Recorded data:
+++

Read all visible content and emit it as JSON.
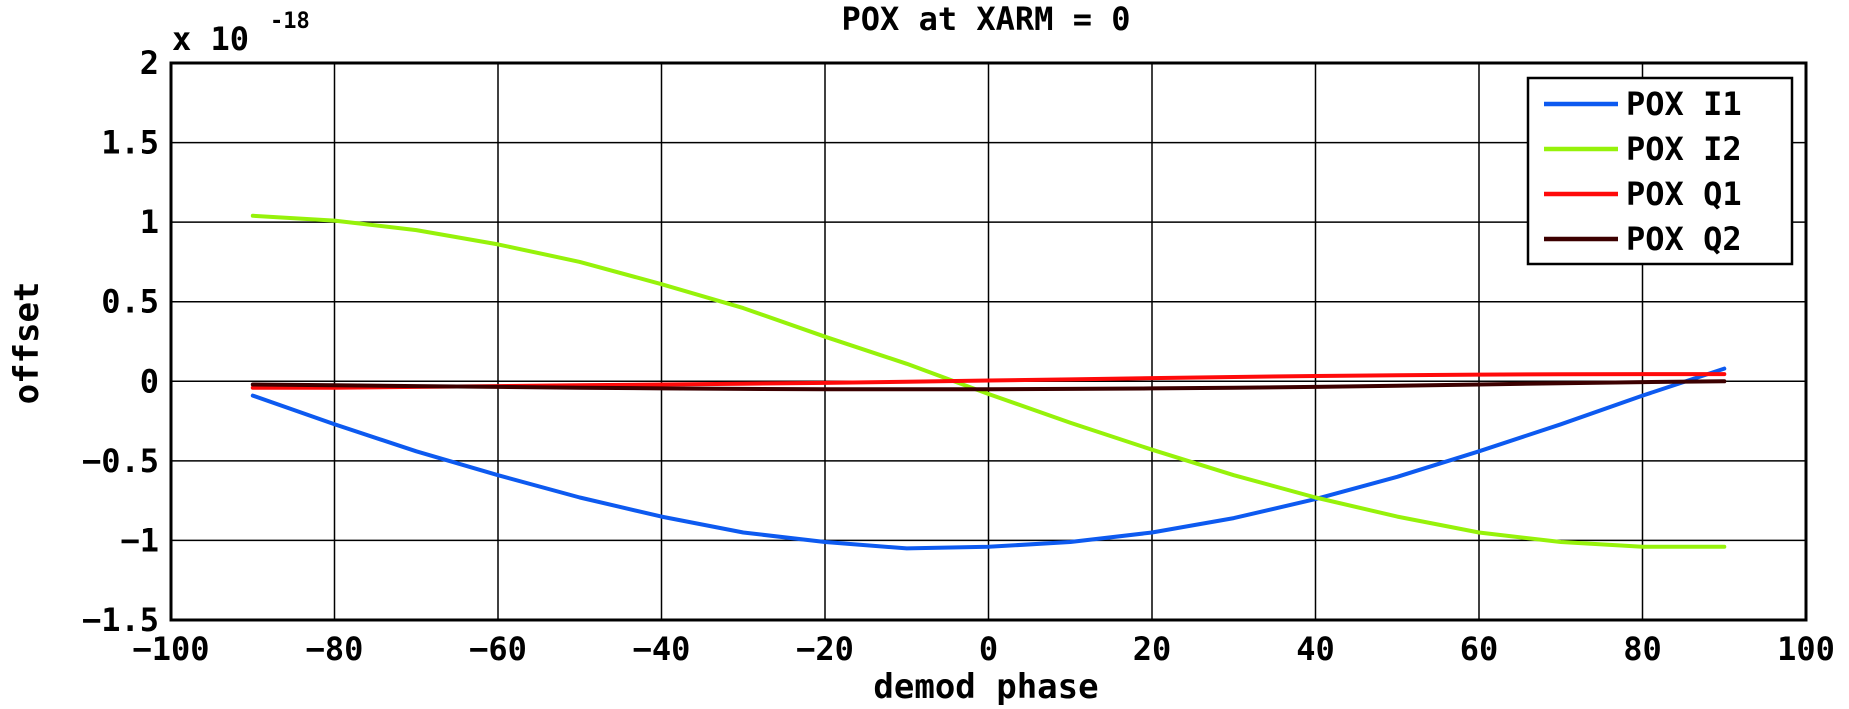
{
  "chart_data": {
    "type": "line",
    "title": "POX at XARM = 0",
    "xlabel": "demod phase",
    "ylabel": "offset",
    "y_multiplier": {
      "base": "x 10",
      "exponent": "-18"
    },
    "xlim": [
      -100,
      100
    ],
    "ylim": [
      -1.5,
      2
    ],
    "xticks": [
      -100,
      -80,
      -60,
      -40,
      -20,
      0,
      20,
      40,
      60,
      80,
      100
    ],
    "yticks": [
      -1.5,
      -1,
      -0.5,
      0,
      0.5,
      1,
      1.5,
      2
    ],
    "xtick_labels": [
      "−100",
      "−80",
      "−60",
      "−40",
      "−20",
      "0",
      "20",
      "40",
      "60",
      "80",
      "100"
    ],
    "ytick_labels": [
      "−1.5",
      "−1",
      "−0.5",
      "0",
      "0.5",
      "1",
      "1.5",
      "2"
    ],
    "grid": true,
    "legend_position": "top-right",
    "x": [
      -90,
      -80,
      -70,
      -60,
      -50,
      -40,
      -30,
      -20,
      -10,
      0,
      10,
      20,
      30,
      40,
      50,
      60,
      70,
      80,
      90
    ],
    "series": [
      {
        "name": "POX I1",
        "color": "#0d5af0",
        "values": [
          -0.09,
          -0.27,
          -0.44,
          -0.59,
          -0.73,
          -0.85,
          -0.95,
          -1.01,
          -1.05,
          -1.04,
          -1.01,
          -0.95,
          -0.86,
          -0.74,
          -0.6,
          -0.44,
          -0.27,
          -0.09,
          0.08
        ]
      },
      {
        "name": "POX I2",
        "color": "#96f20a",
        "values": [
          1.04,
          1.01,
          0.95,
          0.86,
          0.75,
          0.61,
          0.46,
          0.28,
          0.11,
          -0.08,
          -0.26,
          -0.43,
          -0.59,
          -0.73,
          -0.85,
          -0.95,
          -1.01,
          -1.04,
          -1.04
        ]
      },
      {
        "name": "POX Q1",
        "color": "#ff0a0a",
        "values": [
          -0.04,
          -0.04,
          -0.035,
          -0.03,
          -0.025,
          -0.02,
          -0.015,
          -0.01,
          -0.003,
          0.005,
          0.012,
          0.02,
          0.027,
          0.033,
          0.038,
          0.042,
          0.044,
          0.045,
          0.045
        ]
      },
      {
        "name": "POX Q2",
        "color": "#3c0000",
        "values": [
          -0.02,
          -0.025,
          -0.03,
          -0.035,
          -0.04,
          -0.045,
          -0.048,
          -0.05,
          -0.05,
          -0.05,
          -0.048,
          -0.045,
          -0.04,
          -0.035,
          -0.028,
          -0.02,
          -0.012,
          -0.005,
          0.0
        ]
      }
    ]
  }
}
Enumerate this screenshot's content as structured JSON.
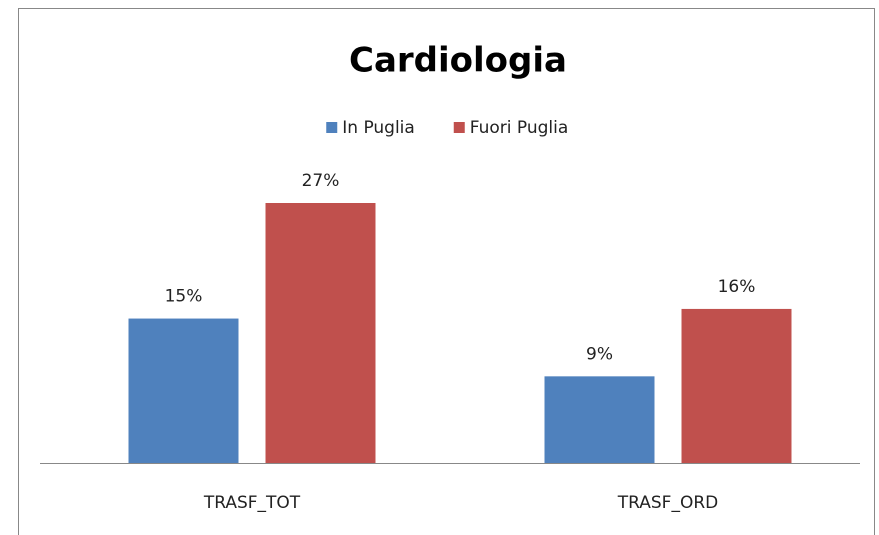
{
  "chart_data": {
    "type": "bar",
    "title": "Cardiologia",
    "categories": [
      "TRASF_TOT",
      "TRASF_ORD"
    ],
    "series": [
      {
        "name": "In Puglia",
        "color": "#4f81bd",
        "values": [
          15,
          9
        ],
        "value_labels": [
          "15%",
          "9%"
        ]
      },
      {
        "name": "Fuori Puglia",
        "color": "#c0504d",
        "values": [
          27,
          16
        ],
        "value_labels": [
          "27%",
          "16%"
        ]
      }
    ],
    "legend": "top"
  }
}
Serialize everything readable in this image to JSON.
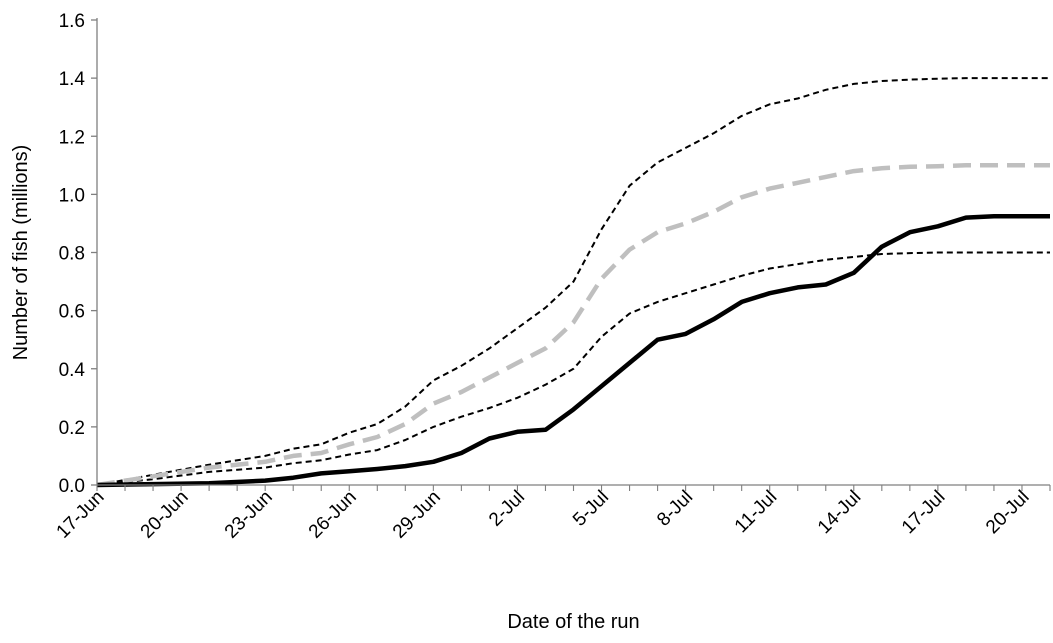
{
  "chart_data": {
    "type": "line",
    "title": "",
    "xlabel": "Date of the run",
    "ylabel": "Number of fish (millions)",
    "ylim": [
      0,
      1.6
    ],
    "yticks": [
      "0.0",
      "0.2",
      "0.4",
      "0.6",
      "0.8",
      "1.0",
      "1.2",
      "1.4",
      "1.6"
    ],
    "x_categories": [
      "17-Jun",
      "20-Jun",
      "23-Jun",
      "26-Jun",
      "29-Jun",
      "2-Jul",
      "5-Jul",
      "8-Jul",
      "11-Jul",
      "14-Jul",
      "17-Jul",
      "20-Jul"
    ],
    "grid": false,
    "legend": "none",
    "series": [
      {
        "style": "solid-black-thick",
        "color": "#000000",
        "points": [
          [
            "17-Jun",
            0.0
          ],
          [
            "19-Jun",
            0.003
          ],
          [
            "21-Jun",
            0.006
          ],
          [
            "23-Jun",
            0.015
          ],
          [
            "24-Jun",
            0.025
          ],
          [
            "25-Jun",
            0.04
          ],
          [
            "26-Jun",
            0.047
          ],
          [
            "27-Jun",
            0.055
          ],
          [
            "28-Jun",
            0.065
          ],
          [
            "29-Jun",
            0.08
          ],
          [
            "30-Jun",
            0.11
          ],
          [
            "1-Jul",
            0.16
          ],
          [
            "2-Jul",
            0.183
          ],
          [
            "3-Jul",
            0.19
          ],
          [
            "4-Jul",
            0.26
          ],
          [
            "5-Jul",
            0.34
          ],
          [
            "6-Jul",
            0.42
          ],
          [
            "7-Jul",
            0.5
          ],
          [
            "8-Jul",
            0.52
          ],
          [
            "9-Jul",
            0.57
          ],
          [
            "10-Jul",
            0.63
          ],
          [
            "11-Jul",
            0.66
          ],
          [
            "12-Jul",
            0.68
          ],
          [
            "13-Jul",
            0.69
          ],
          [
            "14-Jul",
            0.73
          ],
          [
            "15-Jul",
            0.82
          ],
          [
            "16-Jul",
            0.87
          ],
          [
            "17-Jul",
            0.89
          ],
          [
            "18-Jul",
            0.92
          ],
          [
            "19-Jul",
            0.925
          ],
          [
            "20-Jul",
            0.925
          ],
          [
            "21-Jul",
            0.925
          ]
        ]
      },
      {
        "style": "dashed-gray-thick",
        "color": "#bfbfbf",
        "points": [
          [
            "17-Jun",
            0.0
          ],
          [
            "19-Jun",
            0.03
          ],
          [
            "21-Jun",
            0.06
          ],
          [
            "23-Jun",
            0.08
          ],
          [
            "24-Jun",
            0.1
          ],
          [
            "25-Jun",
            0.11
          ],
          [
            "26-Jun",
            0.14
          ],
          [
            "27-Jun",
            0.165
          ],
          [
            "28-Jun",
            0.21
          ],
          [
            "29-Jun",
            0.28
          ],
          [
            "30-Jun",
            0.32
          ],
          [
            "1-Jul",
            0.37
          ],
          [
            "2-Jul",
            0.42
          ],
          [
            "3-Jul",
            0.47
          ],
          [
            "4-Jul",
            0.56
          ],
          [
            "5-Jul",
            0.71
          ],
          [
            "6-Jul",
            0.81
          ],
          [
            "7-Jul",
            0.87
          ],
          [
            "8-Jul",
            0.9
          ],
          [
            "9-Jul",
            0.94
          ],
          [
            "10-Jul",
            0.99
          ],
          [
            "11-Jul",
            1.02
          ],
          [
            "12-Jul",
            1.04
          ],
          [
            "13-Jul",
            1.06
          ],
          [
            "14-Jul",
            1.08
          ],
          [
            "15-Jul",
            1.09
          ],
          [
            "16-Jul",
            1.095
          ],
          [
            "17-Jul",
            1.097
          ],
          [
            "18-Jul",
            1.1
          ],
          [
            "19-Jul",
            1.1
          ],
          [
            "20-Jul",
            1.1
          ],
          [
            "21-Jul",
            1.1
          ]
        ]
      },
      {
        "style": "dashed-black-thin-upper",
        "color": "#000000",
        "points": [
          [
            "17-Jun",
            0.0
          ],
          [
            "19-Jun",
            0.035
          ],
          [
            "21-Jun",
            0.07
          ],
          [
            "23-Jun",
            0.1
          ],
          [
            "24-Jun",
            0.125
          ],
          [
            "25-Jun",
            0.14
          ],
          [
            "26-Jun",
            0.18
          ],
          [
            "27-Jun",
            0.21
          ],
          [
            "28-Jun",
            0.27
          ],
          [
            "29-Jun",
            0.36
          ],
          [
            "30-Jun",
            0.41
          ],
          [
            "1-Jul",
            0.47
          ],
          [
            "2-Jul",
            0.54
          ],
          [
            "3-Jul",
            0.61
          ],
          [
            "4-Jul",
            0.7
          ],
          [
            "5-Jul",
            0.88
          ],
          [
            "6-Jul",
            1.03
          ],
          [
            "7-Jul",
            1.11
          ],
          [
            "8-Jul",
            1.16
          ],
          [
            "9-Jul",
            1.21
          ],
          [
            "10-Jul",
            1.27
          ],
          [
            "11-Jul",
            1.31
          ],
          [
            "12-Jul",
            1.33
          ],
          [
            "13-Jul",
            1.36
          ],
          [
            "14-Jul",
            1.38
          ],
          [
            "15-Jul",
            1.39
          ],
          [
            "16-Jul",
            1.395
          ],
          [
            "17-Jul",
            1.398
          ],
          [
            "18-Jul",
            1.4
          ],
          [
            "19-Jul",
            1.4
          ],
          [
            "20-Jul",
            1.4
          ],
          [
            "21-Jul",
            1.4
          ]
        ]
      },
      {
        "style": "dashed-black-thin-lower",
        "color": "#000000",
        "points": [
          [
            "17-Jun",
            0.0
          ],
          [
            "19-Jun",
            0.02
          ],
          [
            "21-Jun",
            0.045
          ],
          [
            "23-Jun",
            0.06
          ],
          [
            "24-Jun",
            0.075
          ],
          [
            "25-Jun",
            0.085
          ],
          [
            "26-Jun",
            0.105
          ],
          [
            "27-Jun",
            0.12
          ],
          [
            "28-Jun",
            0.155
          ],
          [
            "29-Jun",
            0.2
          ],
          [
            "30-Jun",
            0.235
          ],
          [
            "1-Jul",
            0.265
          ],
          [
            "2-Jul",
            0.3
          ],
          [
            "3-Jul",
            0.345
          ],
          [
            "4-Jul",
            0.4
          ],
          [
            "5-Jul",
            0.51
          ],
          [
            "6-Jul",
            0.59
          ],
          [
            "7-Jul",
            0.63
          ],
          [
            "8-Jul",
            0.66
          ],
          [
            "9-Jul",
            0.69
          ],
          [
            "10-Jul",
            0.72
          ],
          [
            "11-Jul",
            0.745
          ],
          [
            "12-Jul",
            0.76
          ],
          [
            "13-Jul",
            0.775
          ],
          [
            "14-Jul",
            0.785
          ],
          [
            "15-Jul",
            0.795
          ],
          [
            "16-Jul",
            0.798
          ],
          [
            "17-Jul",
            0.8
          ],
          [
            "18-Jul",
            0.8
          ],
          [
            "19-Jul",
            0.8
          ],
          [
            "20-Jul",
            0.8
          ],
          [
            "21-Jul",
            0.8
          ]
        ]
      }
    ]
  }
}
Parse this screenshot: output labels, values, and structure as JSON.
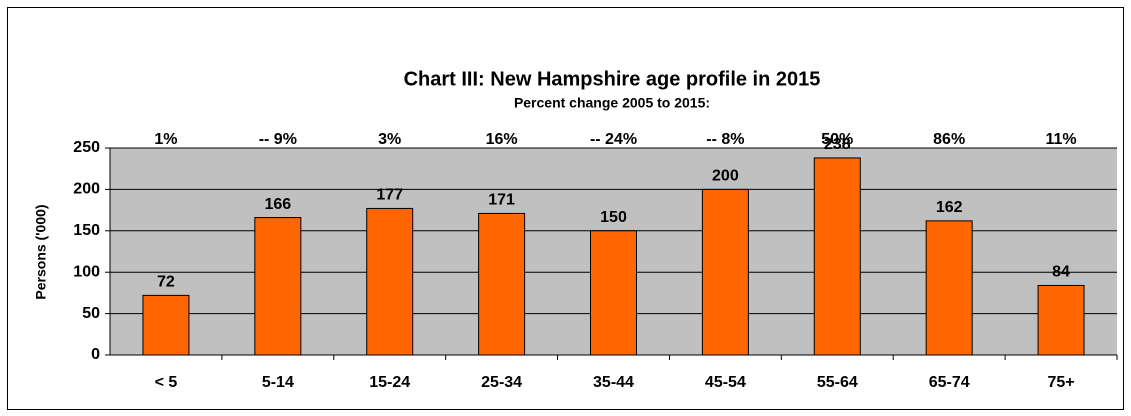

+++

> _EXERCISE GOAL_
Provide the number of lines in these entries that hold the word "title", without any accompanying text.

> _OUTPUT FOR THIS TASK_
3